Your goal: Copy each line below exactly and leave the pictures out.

[Items from a dataset]
-- -- --

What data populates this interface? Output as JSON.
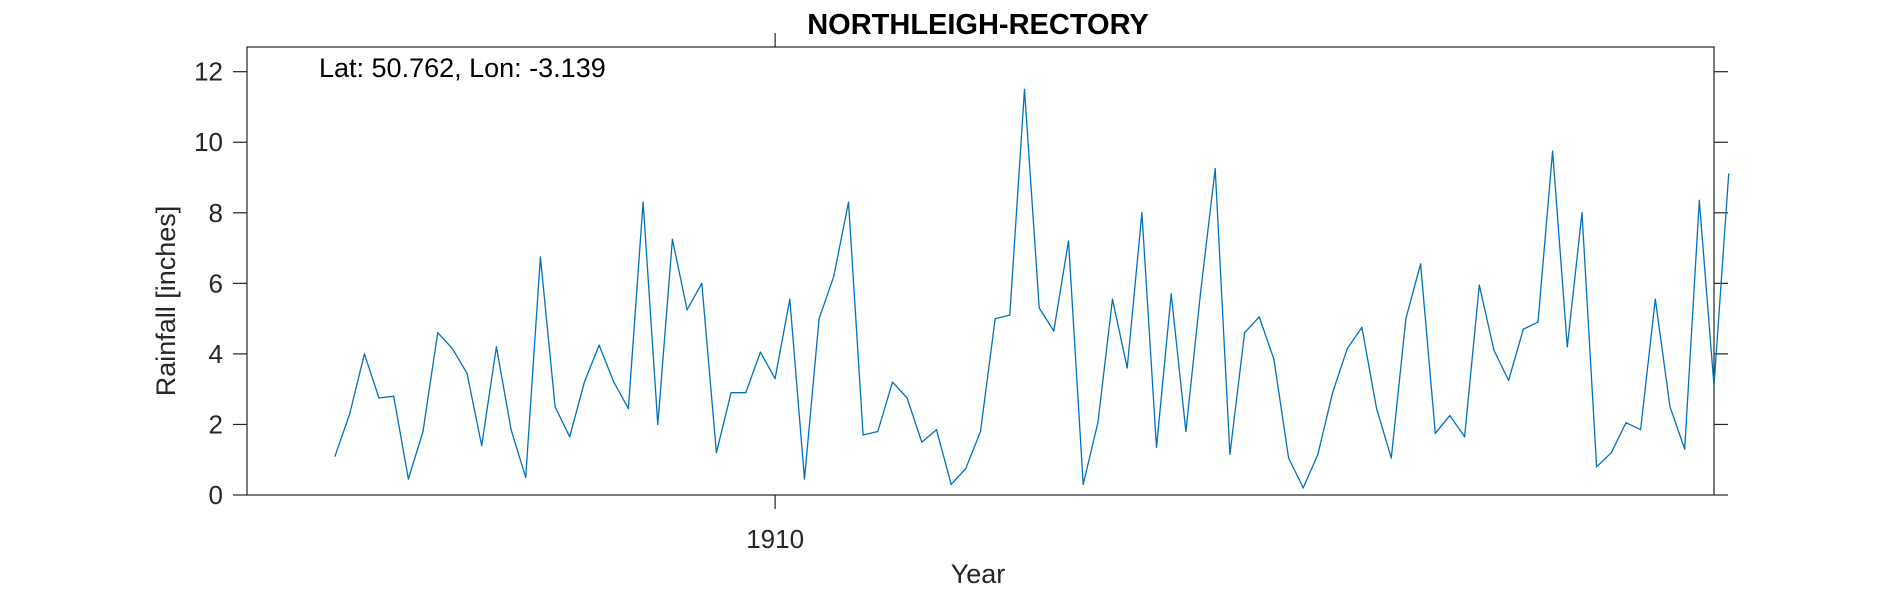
{
  "chart_data": {
    "type": "line",
    "title": "NORTHLEIGH-RECTORY",
    "xlabel": "Year",
    "ylabel": "Rainfall [inches]",
    "annotation": "Lat: 50.762, Lon: -3.139",
    "xlim": [
      1901.0,
      1926.0
    ],
    "ylim": [
      0,
      12.7
    ],
    "xticks": [
      1910
    ],
    "xtick_labels": [
      "1910"
    ],
    "yticks": [
      0,
      2,
      4,
      6,
      8,
      10,
      12
    ],
    "ytick_labels": [
      "0",
      "2",
      "4",
      "6",
      "8",
      "10",
      "12"
    ],
    "grid": false,
    "legend": "none",
    "series": [
      {
        "color": "#0072BD",
        "x_start": 1902.5,
        "x_step": 0.25,
        "values": [
          1.1,
          2.3,
          4.0,
          2.75,
          2.8,
          0.45,
          1.8,
          4.6,
          4.15,
          3.45,
          1.4,
          4.2,
          1.85,
          0.5,
          6.75,
          2.5,
          1.65,
          3.2,
          4.25,
          3.2,
          2.45,
          8.3,
          2.0,
          7.25,
          5.25,
          6.0,
          1.2,
          2.9,
          2.9,
          4.05,
          3.3,
          5.55,
          0.45,
          5.0,
          6.2,
          8.3,
          1.7,
          1.8,
          3.2,
          2.75,
          1.5,
          1.85,
          0.3,
          0.75,
          1.8,
          5.0,
          5.1,
          11.5,
          5.3,
          4.65,
          7.2,
          0.3,
          2.05,
          5.55,
          3.6,
          8.0,
          1.35,
          5.7,
          1.8,
          5.75,
          9.25,
          1.15,
          4.6,
          5.05,
          3.85,
          1.05,
          0.2,
          1.15,
          2.9,
          4.15,
          4.75,
          2.45,
          1.05,
          5.0,
          6.55,
          1.75,
          2.25,
          1.65,
          5.95,
          4.1,
          3.25,
          4.7,
          4.9,
          9.75,
          4.2,
          8.0,
          0.8,
          1.2,
          2.05,
          1.85,
          5.55,
          2.5,
          1.3,
          8.35,
          3.1,
          9.1
        ]
      }
    ]
  }
}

-- -- --

Output:
What data populates this interface? Output as JSON.
{
  "chart_data": {
    "type": "line",
    "title": "NORTHLEIGH-RECTORY",
    "xlabel": "Year",
    "ylabel": "Rainfall [inches]",
    "annotation": "Lat: 50.762, Lon: -3.139",
    "xlim": [
      1901.0,
      1926.0
    ],
    "ylim": [
      0,
      12.7
    ],
    "xticks": [
      1910
    ],
    "xtick_labels": [
      "1910"
    ],
    "yticks": [
      0,
      2,
      4,
      6,
      8,
      10,
      12
    ],
    "ytick_labels": [
      "0",
      "2",
      "4",
      "6",
      "8",
      "10",
      "12"
    ],
    "grid": false,
    "legend": "none",
    "series": [
      {
        "color": "#0072BD",
        "x_start": 1902.5,
        "x_step": 0.25,
        "values": [
          1.1,
          2.3,
          4.0,
          2.75,
          2.8,
          0.45,
          1.8,
          4.6,
          4.15,
          3.45,
          1.4,
          4.2,
          1.85,
          0.5,
          6.75,
          2.5,
          1.65,
          3.2,
          4.25,
          3.2,
          2.45,
          8.3,
          2.0,
          7.25,
          5.25,
          6.0,
          1.2,
          2.9,
          2.9,
          4.05,
          3.3,
          5.55,
          0.45,
          5.0,
          6.2,
          8.3,
          1.7,
          1.8,
          3.2,
          2.75,
          1.5,
          1.85,
          0.3,
          0.75,
          1.8,
          5.0,
          5.1,
          11.5,
          5.3,
          4.65,
          7.2,
          0.3,
          2.05,
          5.55,
          3.6,
          8.0,
          1.35,
          5.7,
          1.8,
          5.75,
          9.25,
          1.15,
          4.6,
          5.05,
          3.85,
          1.05,
          0.2,
          1.15,
          2.9,
          4.15,
          4.75,
          2.45,
          1.05,
          5.0,
          6.55,
          1.75,
          2.25,
          1.65,
          5.95,
          4.1,
          3.25,
          4.7,
          4.9,
          9.75,
          4.2,
          8.0,
          0.8,
          1.2,
          2.05,
          1.85,
          5.55,
          2.5,
          1.3,
          8.35,
          3.1,
          9.1
        ]
      }
    ]
  }
}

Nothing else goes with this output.